**Recorded information**
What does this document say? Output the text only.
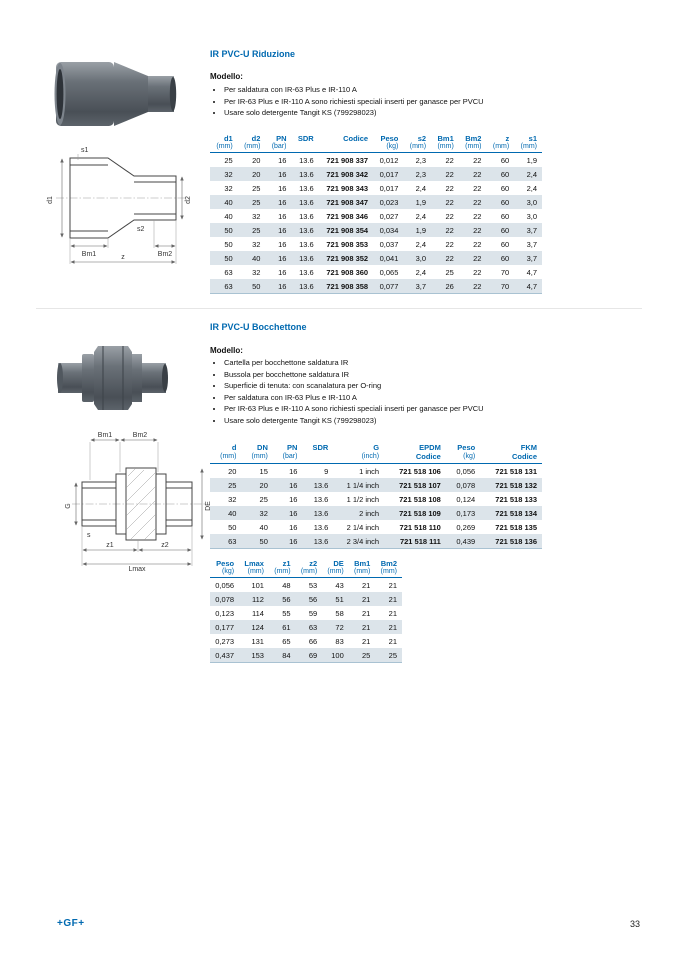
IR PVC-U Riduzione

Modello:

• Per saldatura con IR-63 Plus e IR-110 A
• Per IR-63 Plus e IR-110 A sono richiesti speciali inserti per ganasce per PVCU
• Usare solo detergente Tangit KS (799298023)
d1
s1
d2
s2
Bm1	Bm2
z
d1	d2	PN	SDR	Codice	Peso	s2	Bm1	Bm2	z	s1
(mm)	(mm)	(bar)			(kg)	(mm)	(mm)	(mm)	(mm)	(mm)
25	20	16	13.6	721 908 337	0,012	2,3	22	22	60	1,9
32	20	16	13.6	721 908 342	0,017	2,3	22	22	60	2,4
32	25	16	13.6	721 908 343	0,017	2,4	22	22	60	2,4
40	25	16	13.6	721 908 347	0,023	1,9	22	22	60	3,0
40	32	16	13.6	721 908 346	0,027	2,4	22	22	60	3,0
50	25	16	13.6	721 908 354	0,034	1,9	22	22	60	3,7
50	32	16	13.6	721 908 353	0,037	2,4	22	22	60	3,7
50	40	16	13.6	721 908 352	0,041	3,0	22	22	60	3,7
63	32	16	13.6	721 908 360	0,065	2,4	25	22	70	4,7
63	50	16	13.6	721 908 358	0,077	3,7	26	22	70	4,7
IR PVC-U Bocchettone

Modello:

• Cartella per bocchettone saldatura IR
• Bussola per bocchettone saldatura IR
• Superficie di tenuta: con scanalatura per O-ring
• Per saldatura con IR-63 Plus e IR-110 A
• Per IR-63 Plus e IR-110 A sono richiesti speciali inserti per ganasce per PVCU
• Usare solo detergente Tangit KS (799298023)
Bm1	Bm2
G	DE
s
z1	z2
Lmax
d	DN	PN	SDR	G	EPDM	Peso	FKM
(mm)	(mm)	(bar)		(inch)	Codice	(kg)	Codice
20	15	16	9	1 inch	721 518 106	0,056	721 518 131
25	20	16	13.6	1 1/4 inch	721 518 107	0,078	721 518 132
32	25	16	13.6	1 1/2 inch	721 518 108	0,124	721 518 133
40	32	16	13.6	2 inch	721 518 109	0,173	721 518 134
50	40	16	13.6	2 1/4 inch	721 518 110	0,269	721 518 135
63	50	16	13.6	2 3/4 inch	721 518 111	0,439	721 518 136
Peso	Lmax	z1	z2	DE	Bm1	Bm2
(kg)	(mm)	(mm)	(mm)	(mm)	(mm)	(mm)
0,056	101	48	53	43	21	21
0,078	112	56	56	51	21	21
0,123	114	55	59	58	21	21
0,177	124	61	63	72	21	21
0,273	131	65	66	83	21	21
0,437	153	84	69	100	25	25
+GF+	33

**Task description**
Look for lines containing the string "inch" and copy them all.

**Written solution**
(mm)	(mm)	(bar)		(inch)	Codice	(kg)	Codice
20	15	16	9	1 inch	721 518 106	0,056	721 518 131
25	20	16	13.6	1 1/4 inch	721 518 107	0,078	721 518 132
32	25	16	13.6	1 1/2 inch	721 518 108	0,124	721 518 133
40	32	16	13.6	2 inch	721 518 109	0,173	721 518 134
50	40	16	13.6	2 1/4 inch	721 518 110	0,269	721 518 135
63	50	16	13.6	2 3/4 inch	721 518 111	0,439	721 518 136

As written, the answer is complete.